[BEGIN]

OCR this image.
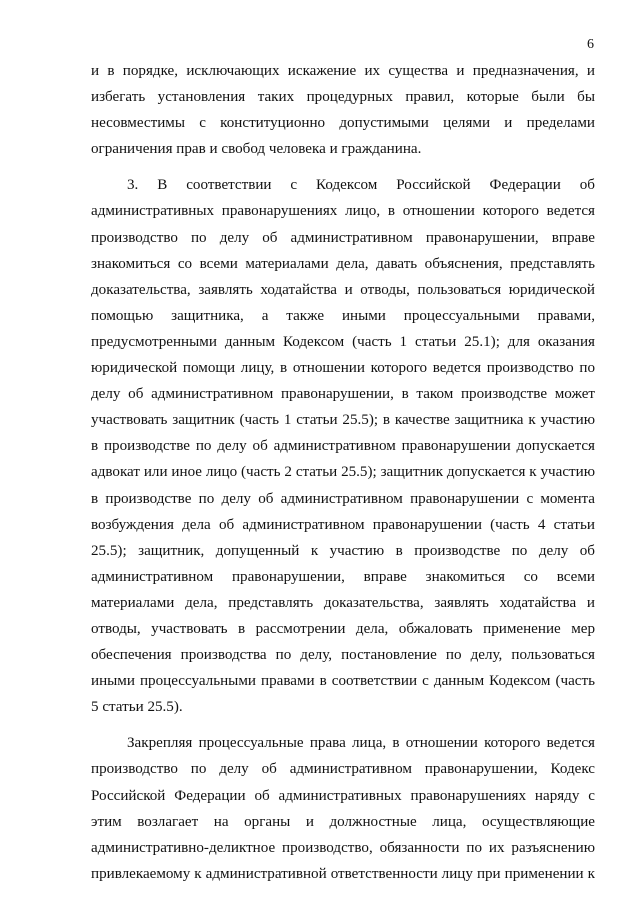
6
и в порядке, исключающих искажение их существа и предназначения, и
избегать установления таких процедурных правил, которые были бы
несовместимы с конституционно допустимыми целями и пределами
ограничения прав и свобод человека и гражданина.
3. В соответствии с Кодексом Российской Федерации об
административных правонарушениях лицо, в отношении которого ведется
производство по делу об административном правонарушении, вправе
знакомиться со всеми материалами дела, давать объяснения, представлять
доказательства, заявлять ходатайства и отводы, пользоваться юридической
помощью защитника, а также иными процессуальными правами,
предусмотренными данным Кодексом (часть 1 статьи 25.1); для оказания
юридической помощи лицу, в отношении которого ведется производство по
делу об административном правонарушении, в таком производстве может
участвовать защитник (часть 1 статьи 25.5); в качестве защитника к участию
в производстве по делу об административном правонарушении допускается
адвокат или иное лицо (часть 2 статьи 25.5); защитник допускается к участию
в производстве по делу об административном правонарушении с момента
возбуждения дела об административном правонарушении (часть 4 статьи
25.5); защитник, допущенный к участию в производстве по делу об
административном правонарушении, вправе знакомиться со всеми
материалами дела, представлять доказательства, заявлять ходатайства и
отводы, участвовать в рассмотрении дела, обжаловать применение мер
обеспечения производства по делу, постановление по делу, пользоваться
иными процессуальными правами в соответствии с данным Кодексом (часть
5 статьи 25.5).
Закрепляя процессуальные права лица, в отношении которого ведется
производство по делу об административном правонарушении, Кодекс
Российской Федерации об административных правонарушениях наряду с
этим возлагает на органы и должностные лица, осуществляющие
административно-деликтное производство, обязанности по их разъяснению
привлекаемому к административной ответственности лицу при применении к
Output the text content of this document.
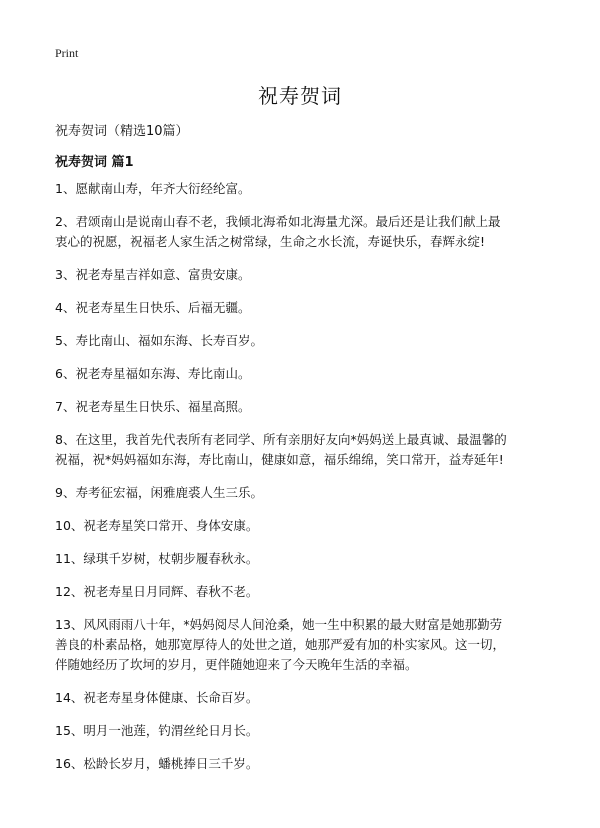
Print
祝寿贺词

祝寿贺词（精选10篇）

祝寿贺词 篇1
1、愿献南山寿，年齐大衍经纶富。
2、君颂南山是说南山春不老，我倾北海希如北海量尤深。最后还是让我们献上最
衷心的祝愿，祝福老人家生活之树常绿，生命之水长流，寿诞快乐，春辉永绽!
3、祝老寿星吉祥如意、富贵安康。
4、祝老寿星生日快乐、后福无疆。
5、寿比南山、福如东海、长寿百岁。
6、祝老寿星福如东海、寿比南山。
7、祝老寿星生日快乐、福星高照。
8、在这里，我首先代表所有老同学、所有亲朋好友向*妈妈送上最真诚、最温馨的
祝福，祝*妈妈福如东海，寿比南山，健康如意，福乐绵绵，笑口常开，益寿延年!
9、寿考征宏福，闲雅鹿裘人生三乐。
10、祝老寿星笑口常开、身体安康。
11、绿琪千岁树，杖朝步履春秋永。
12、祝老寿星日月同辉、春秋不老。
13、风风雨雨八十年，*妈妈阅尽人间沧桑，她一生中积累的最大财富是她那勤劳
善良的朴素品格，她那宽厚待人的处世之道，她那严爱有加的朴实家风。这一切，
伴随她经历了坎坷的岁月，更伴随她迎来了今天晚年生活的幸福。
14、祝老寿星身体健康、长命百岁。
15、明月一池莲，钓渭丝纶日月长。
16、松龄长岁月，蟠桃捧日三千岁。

[END]
[BEGIN]

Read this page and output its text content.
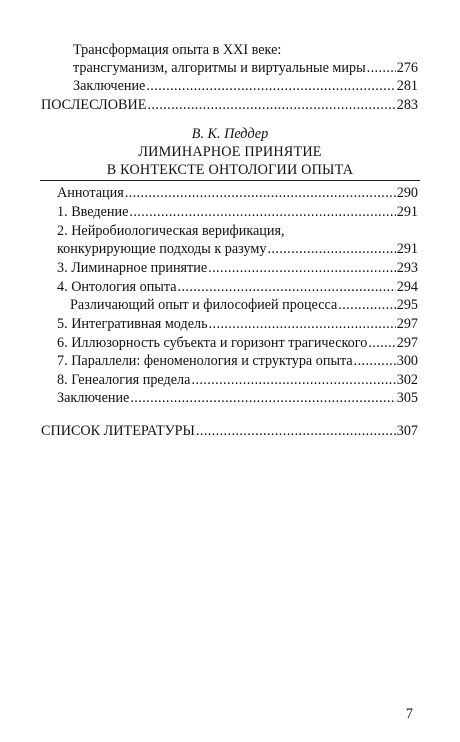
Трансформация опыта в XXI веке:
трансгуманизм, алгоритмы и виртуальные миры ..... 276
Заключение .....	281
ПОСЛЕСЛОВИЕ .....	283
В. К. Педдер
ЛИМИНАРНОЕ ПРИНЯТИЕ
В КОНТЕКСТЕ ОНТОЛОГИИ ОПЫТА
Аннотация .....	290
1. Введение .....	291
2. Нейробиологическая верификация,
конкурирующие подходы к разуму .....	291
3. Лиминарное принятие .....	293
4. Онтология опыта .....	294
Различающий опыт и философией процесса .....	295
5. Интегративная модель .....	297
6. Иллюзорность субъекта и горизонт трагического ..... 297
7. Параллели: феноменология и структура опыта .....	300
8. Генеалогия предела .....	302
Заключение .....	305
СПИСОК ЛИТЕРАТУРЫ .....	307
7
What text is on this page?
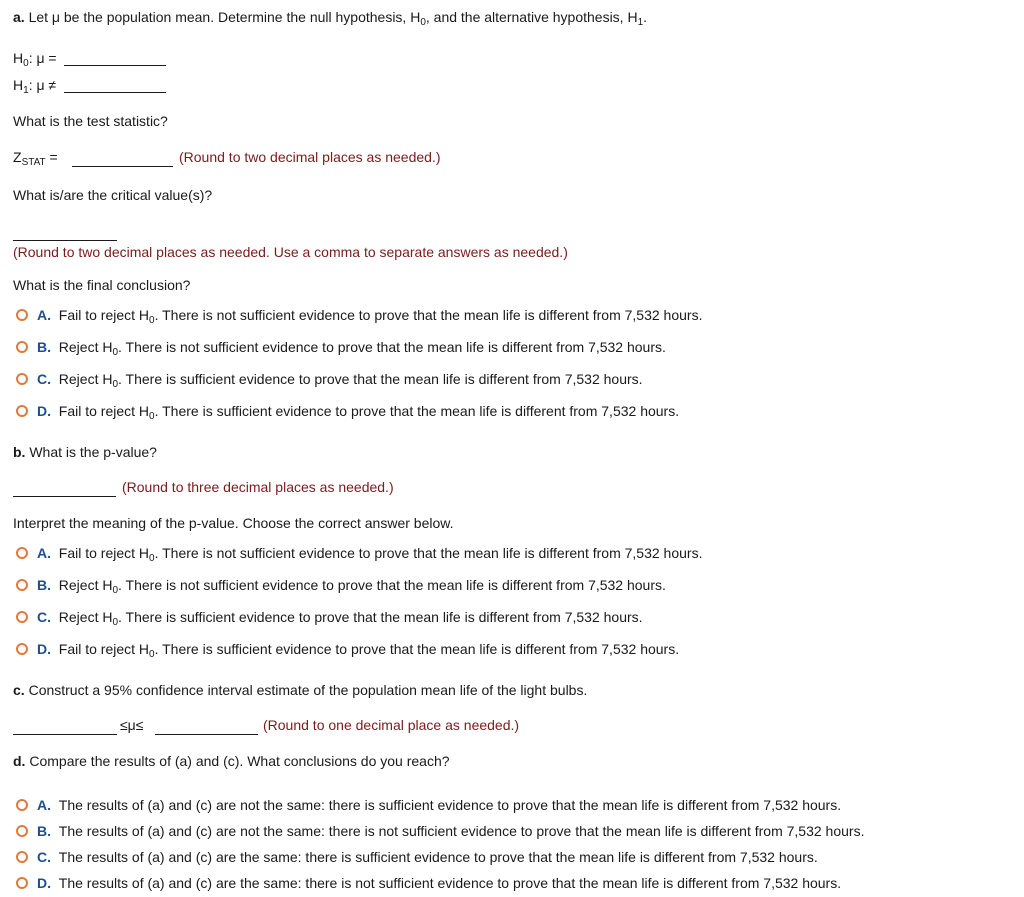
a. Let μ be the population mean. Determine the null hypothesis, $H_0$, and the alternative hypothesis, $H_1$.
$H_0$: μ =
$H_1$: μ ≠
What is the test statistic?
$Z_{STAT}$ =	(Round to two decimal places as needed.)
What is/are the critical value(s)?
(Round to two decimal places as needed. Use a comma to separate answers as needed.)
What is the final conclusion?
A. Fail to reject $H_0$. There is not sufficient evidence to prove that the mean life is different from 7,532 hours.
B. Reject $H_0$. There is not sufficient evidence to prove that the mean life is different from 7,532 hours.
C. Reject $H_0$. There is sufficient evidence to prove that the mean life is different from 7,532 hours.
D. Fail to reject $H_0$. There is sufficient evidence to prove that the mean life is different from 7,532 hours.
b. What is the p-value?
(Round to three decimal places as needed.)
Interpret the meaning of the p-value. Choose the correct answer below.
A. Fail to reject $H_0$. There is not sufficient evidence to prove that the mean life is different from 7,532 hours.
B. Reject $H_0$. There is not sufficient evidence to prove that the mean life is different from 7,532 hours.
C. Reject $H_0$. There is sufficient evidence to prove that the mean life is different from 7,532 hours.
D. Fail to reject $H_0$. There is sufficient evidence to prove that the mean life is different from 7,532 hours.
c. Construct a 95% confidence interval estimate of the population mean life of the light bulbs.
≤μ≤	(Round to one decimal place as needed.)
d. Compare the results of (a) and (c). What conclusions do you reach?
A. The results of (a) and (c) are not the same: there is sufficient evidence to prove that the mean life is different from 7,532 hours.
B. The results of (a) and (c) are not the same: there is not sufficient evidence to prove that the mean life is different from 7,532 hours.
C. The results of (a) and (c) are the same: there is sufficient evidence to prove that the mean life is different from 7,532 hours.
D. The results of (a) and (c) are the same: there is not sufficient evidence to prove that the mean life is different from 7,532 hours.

[END]
[BEGIN]

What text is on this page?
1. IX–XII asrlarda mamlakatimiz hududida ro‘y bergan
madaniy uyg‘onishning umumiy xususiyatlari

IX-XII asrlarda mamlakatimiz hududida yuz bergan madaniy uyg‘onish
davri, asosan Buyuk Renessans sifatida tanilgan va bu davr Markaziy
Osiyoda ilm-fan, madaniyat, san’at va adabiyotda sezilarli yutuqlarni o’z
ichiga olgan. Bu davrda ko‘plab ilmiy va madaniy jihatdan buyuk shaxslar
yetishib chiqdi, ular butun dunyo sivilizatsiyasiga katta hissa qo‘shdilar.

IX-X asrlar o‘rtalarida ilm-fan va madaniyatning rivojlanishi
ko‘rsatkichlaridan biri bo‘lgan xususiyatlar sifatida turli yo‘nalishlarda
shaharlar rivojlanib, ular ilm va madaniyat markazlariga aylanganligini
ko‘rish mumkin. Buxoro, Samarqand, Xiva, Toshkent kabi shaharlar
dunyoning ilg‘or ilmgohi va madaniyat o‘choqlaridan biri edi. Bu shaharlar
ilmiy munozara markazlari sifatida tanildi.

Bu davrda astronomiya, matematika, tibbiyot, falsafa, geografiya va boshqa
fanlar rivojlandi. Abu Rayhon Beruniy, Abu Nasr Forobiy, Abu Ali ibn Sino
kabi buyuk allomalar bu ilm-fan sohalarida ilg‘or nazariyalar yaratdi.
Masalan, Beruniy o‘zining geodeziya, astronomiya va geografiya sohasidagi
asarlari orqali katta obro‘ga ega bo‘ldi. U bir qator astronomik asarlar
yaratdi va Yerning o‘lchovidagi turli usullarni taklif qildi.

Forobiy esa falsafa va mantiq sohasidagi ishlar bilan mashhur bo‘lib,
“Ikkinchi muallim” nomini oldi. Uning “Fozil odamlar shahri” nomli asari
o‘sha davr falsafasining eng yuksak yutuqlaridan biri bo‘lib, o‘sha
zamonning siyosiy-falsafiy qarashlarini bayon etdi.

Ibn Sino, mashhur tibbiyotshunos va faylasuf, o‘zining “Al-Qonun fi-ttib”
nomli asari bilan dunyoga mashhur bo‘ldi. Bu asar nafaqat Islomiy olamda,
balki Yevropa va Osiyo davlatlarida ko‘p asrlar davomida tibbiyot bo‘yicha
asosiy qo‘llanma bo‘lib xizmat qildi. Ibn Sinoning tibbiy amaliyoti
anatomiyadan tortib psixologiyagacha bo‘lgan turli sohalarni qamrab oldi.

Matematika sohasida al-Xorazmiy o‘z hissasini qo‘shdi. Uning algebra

[END]

* _Exercise brief_
From the material above, count the lines that include "правонарушении" and give only the total.

* _The response_
7